### Provided data:
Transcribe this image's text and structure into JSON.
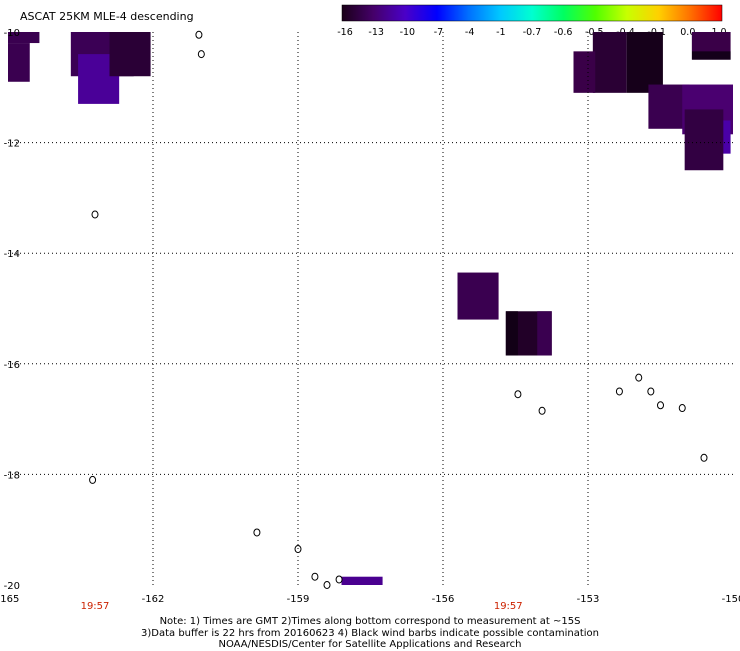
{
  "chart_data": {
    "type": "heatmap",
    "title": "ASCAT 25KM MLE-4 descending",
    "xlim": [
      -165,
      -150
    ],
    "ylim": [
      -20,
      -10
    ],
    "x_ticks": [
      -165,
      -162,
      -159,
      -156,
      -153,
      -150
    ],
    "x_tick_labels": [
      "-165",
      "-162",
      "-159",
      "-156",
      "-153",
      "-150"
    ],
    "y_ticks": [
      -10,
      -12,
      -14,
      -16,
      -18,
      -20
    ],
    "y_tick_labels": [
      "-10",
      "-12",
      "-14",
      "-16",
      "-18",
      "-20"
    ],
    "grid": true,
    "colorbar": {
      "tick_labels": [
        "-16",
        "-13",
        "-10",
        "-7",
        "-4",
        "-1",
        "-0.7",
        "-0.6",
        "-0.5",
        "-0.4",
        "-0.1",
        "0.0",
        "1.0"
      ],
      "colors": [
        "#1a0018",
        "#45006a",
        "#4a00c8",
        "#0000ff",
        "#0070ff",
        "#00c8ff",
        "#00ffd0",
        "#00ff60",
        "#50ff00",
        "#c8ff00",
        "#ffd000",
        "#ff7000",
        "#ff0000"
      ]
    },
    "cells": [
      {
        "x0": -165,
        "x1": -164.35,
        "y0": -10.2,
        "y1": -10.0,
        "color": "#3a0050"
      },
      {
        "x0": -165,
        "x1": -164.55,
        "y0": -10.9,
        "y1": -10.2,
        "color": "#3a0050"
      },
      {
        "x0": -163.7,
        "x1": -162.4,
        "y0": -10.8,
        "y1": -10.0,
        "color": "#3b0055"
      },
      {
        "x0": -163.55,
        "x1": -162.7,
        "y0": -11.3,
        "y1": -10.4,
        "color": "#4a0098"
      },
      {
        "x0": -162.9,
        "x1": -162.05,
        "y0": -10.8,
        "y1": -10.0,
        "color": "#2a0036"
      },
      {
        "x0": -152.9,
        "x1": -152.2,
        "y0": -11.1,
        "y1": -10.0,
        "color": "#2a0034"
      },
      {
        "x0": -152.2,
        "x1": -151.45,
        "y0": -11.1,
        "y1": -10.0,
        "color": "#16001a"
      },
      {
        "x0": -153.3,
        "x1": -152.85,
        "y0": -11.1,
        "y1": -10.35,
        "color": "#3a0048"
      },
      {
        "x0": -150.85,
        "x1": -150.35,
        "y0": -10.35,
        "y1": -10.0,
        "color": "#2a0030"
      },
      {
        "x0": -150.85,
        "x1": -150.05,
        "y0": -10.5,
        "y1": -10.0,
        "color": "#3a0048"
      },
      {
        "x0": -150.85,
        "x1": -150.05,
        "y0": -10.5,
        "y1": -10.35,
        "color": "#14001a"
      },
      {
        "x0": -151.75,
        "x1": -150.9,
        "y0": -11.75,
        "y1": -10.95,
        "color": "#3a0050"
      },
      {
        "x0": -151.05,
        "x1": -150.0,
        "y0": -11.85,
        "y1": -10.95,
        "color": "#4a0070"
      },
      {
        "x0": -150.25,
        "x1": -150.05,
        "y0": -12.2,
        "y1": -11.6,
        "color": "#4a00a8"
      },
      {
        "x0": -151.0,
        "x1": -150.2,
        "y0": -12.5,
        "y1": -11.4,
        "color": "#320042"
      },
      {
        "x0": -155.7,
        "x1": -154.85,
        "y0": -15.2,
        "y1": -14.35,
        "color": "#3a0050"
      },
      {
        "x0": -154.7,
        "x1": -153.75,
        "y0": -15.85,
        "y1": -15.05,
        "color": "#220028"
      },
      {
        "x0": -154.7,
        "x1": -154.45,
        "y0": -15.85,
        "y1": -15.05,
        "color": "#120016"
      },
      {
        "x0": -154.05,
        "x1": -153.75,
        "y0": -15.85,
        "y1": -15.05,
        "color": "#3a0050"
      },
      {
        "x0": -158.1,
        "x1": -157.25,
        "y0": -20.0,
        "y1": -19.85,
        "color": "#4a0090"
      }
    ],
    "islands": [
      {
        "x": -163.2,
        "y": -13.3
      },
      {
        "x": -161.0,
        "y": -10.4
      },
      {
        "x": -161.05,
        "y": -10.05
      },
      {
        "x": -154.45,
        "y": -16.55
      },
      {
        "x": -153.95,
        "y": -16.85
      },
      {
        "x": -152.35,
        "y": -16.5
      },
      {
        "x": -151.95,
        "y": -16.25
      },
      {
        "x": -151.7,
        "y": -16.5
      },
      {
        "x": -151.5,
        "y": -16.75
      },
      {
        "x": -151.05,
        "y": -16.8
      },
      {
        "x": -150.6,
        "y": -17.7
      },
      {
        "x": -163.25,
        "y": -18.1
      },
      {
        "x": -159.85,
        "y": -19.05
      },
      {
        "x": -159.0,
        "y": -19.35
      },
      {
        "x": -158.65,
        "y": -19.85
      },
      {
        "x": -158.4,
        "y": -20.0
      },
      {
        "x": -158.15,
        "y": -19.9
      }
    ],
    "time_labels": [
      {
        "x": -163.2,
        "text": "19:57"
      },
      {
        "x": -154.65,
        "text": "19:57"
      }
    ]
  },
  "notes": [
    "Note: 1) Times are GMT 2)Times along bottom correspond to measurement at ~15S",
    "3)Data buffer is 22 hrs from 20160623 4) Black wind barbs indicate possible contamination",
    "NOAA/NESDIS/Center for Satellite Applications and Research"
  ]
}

* * *

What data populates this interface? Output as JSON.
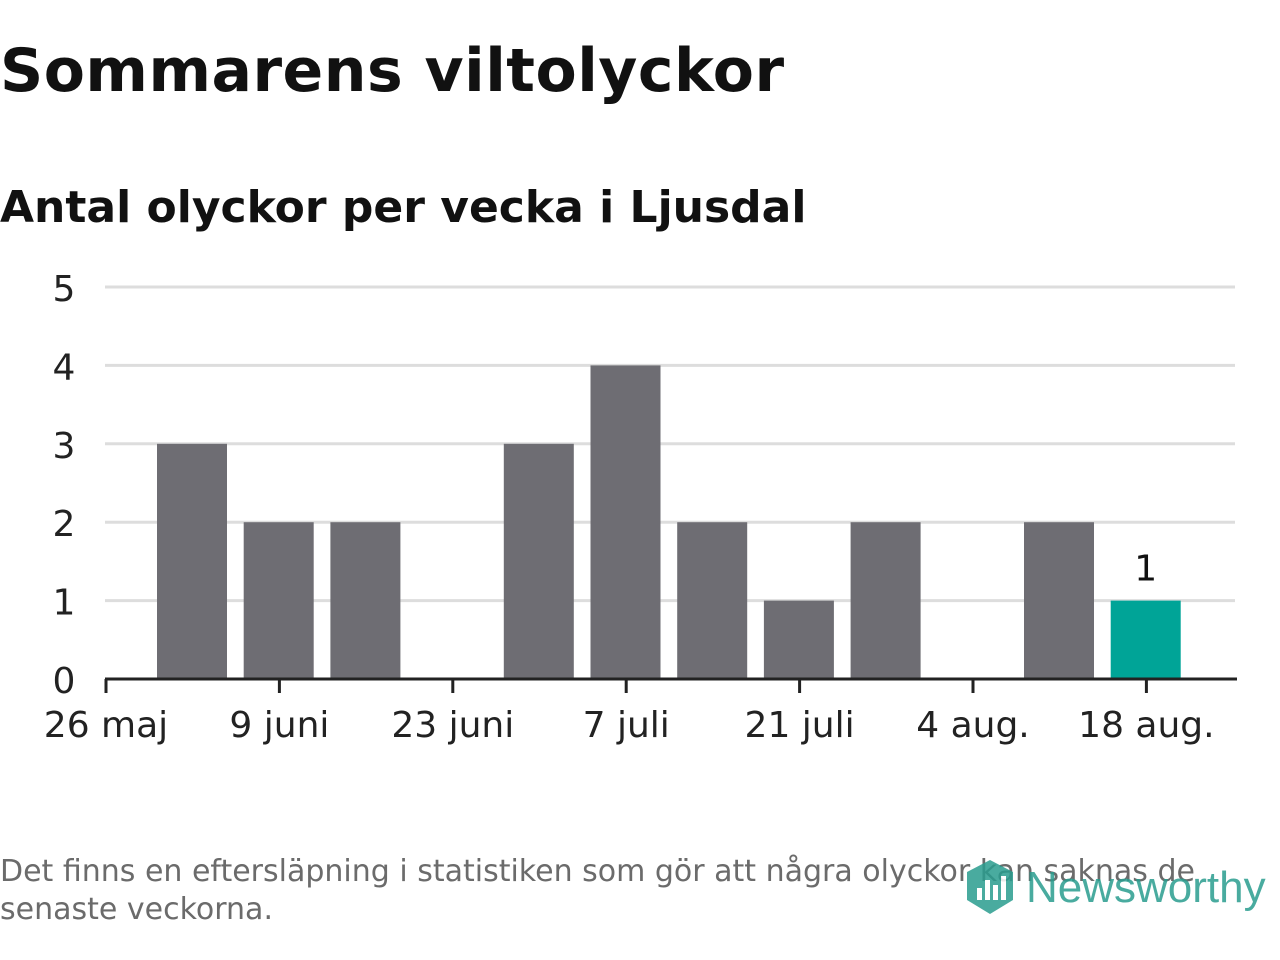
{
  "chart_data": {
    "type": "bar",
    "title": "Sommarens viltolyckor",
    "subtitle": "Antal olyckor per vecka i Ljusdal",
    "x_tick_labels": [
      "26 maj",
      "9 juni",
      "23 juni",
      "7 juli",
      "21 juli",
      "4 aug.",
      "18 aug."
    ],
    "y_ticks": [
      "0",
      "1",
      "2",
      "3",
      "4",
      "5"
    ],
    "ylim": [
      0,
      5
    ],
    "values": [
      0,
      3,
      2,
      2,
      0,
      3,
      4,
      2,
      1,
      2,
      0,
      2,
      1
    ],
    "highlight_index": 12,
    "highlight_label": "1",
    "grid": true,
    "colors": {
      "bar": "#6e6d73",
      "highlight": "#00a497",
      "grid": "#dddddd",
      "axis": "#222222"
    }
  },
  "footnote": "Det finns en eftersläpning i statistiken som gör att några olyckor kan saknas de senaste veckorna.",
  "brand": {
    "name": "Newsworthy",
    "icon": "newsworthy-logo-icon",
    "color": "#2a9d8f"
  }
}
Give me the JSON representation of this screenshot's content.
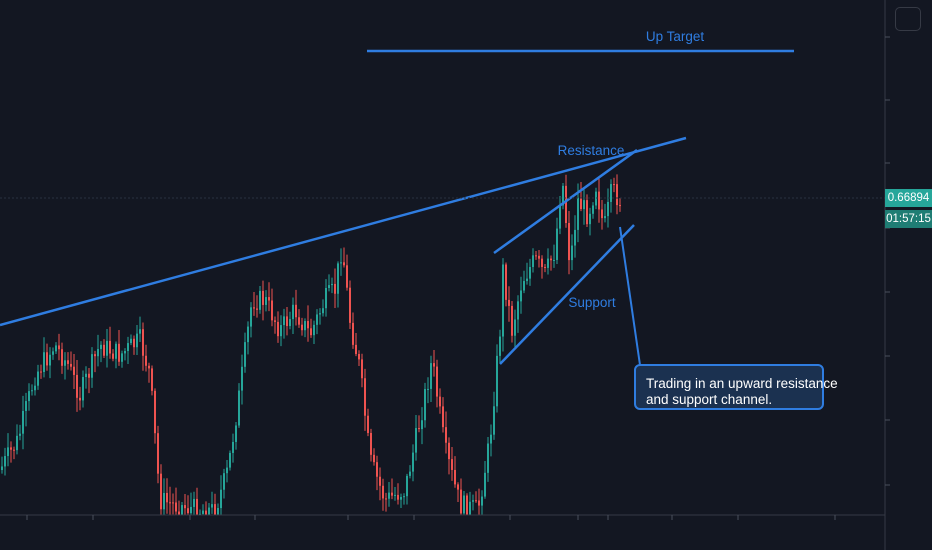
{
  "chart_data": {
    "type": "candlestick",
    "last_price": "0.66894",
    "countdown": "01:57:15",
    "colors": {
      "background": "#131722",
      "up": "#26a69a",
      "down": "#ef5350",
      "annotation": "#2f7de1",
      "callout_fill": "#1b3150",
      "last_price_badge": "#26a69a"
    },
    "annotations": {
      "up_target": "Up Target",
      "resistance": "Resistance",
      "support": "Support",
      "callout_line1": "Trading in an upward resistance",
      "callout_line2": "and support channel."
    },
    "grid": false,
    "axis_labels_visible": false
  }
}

### Set exercise:
Work out how many lines of the listing above include "support". Answer with the number and nothing more.

### Response below:
2